WRITTEN REQUEST - Your answer is a single number: how many lines hold the word "Agent"?

RECORDED DATA -
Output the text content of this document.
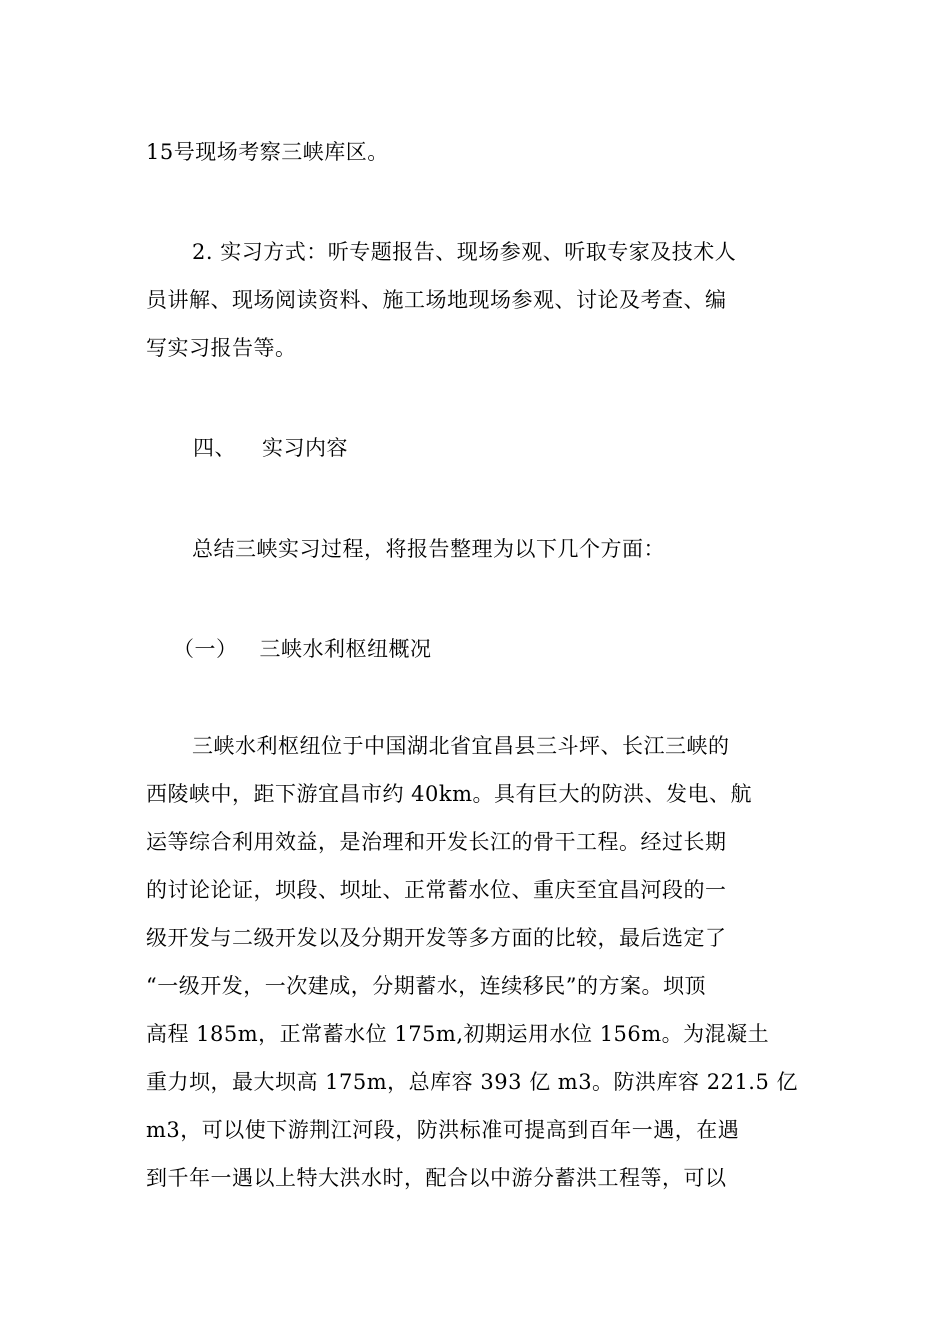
15号现场考察三峡库区。

2. 实习方式：听专题报告、现场参观、听取专家及技术人
员讲解、现场阅读资料、施工场地现场参观、讨论及考查、编
写实习报告等。

四、 实习内容

总结三峡实习过程，将报告整理为以下几个方面：

（一） 三峡水利枢纽概况

三峡水利枢纽位于中国湖北省宜昌县三斗坪、长江三峡的
西陵峡中，距下游宜昌市约 40km。具有巨大的防洪、发电、航
运等综合利用效益，是治理和开发长江的骨干工程。经过长期
的讨论论证，坝段、坝址、正常蓄水位、重庆至宜昌河段的一
级开发与二级开发以及分期开发等多方面的比较，最后选定了
“一级开发，一次建成，分期蓄水，连续移民”的方案。坝顶
高程 185m，正常蓄水位 175m,初期运用水位 156m。为混凝土
重力坝，最大坝高 175m，总库容 393 亿 m3。防洪库容 221.5 亿
m3，可以使下游荆江河段，防洪标准可提高到百年一遇，在遇
到千年一遇以上特大洪水时，配合以中游分蓄洪工程等，可以
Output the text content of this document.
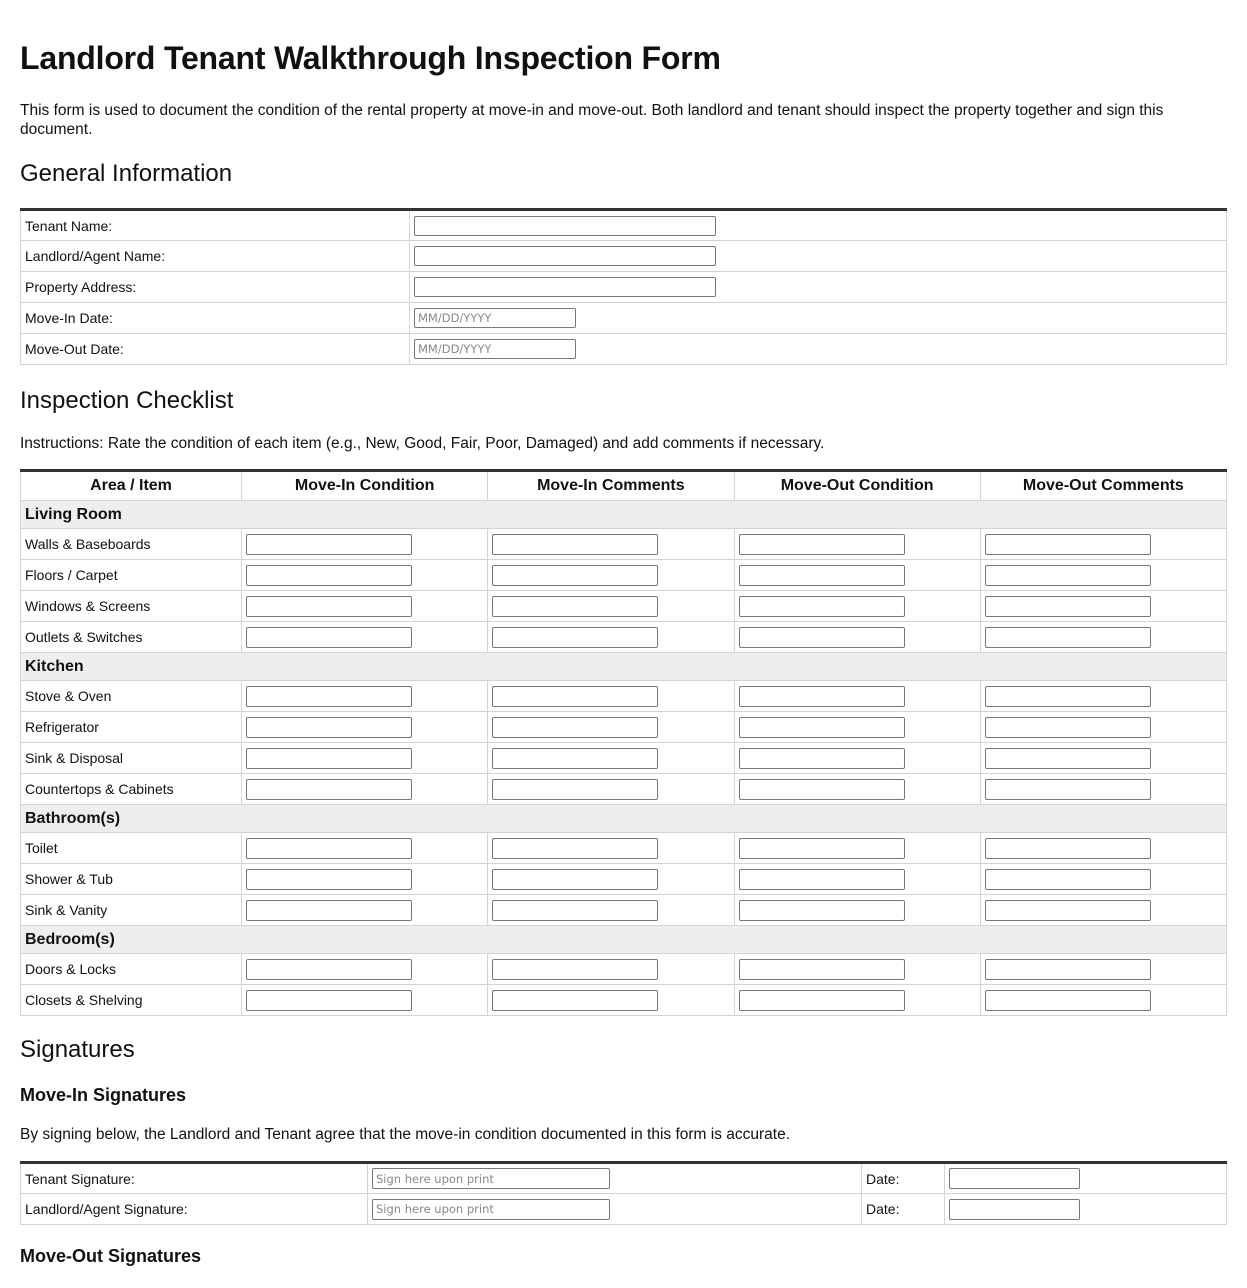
Landlord Tenant Walkthrough Inspection Form

This form is used to document the condition of the rental property at move-in and move-out. Both landlord and tenant should inspect the property together and sign this document.

General Information
Tenant Name:	
Landlord/Agent Name:	
Property Address:	
Move-In Date:	MM/DD/YYYY
Move-Out Date:	MM/DD/YYYY
Inspection Checklist

Instructions: Rate the condition of each item (e.g., New, Good, Fair, Poor, Damaged) and add comments if necessary.

Area / Item	Move-In Condition	Move-In Comments	Move-Out Condition	Move-Out Comments
Living Room				
Walls & Baseboards				
Floors / Carpet				
Windows & Screens				
Outlets & Switches				
Kitchen				
Stove & Oven				
Refrigerator				
Sink & Disposal				
Countertops & Cabinets				
Bathroom(s)				
Toilet				
Shower & Tub				
Sink & Vanity				
Bedroom(s)				
Doors & Locks				
Closets & Shelving				
Signatures
Move-In Signatures

By signing below, the Landlord and Tenant agree that the move-in condition documented in this form is accurate.

Tenant Signature:	Sign here upon print	Date:	
Landlord/Agent Signature:	Sign here upon print	Date:	
Move-Out Signatures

EXPECTED OUTPUT - 2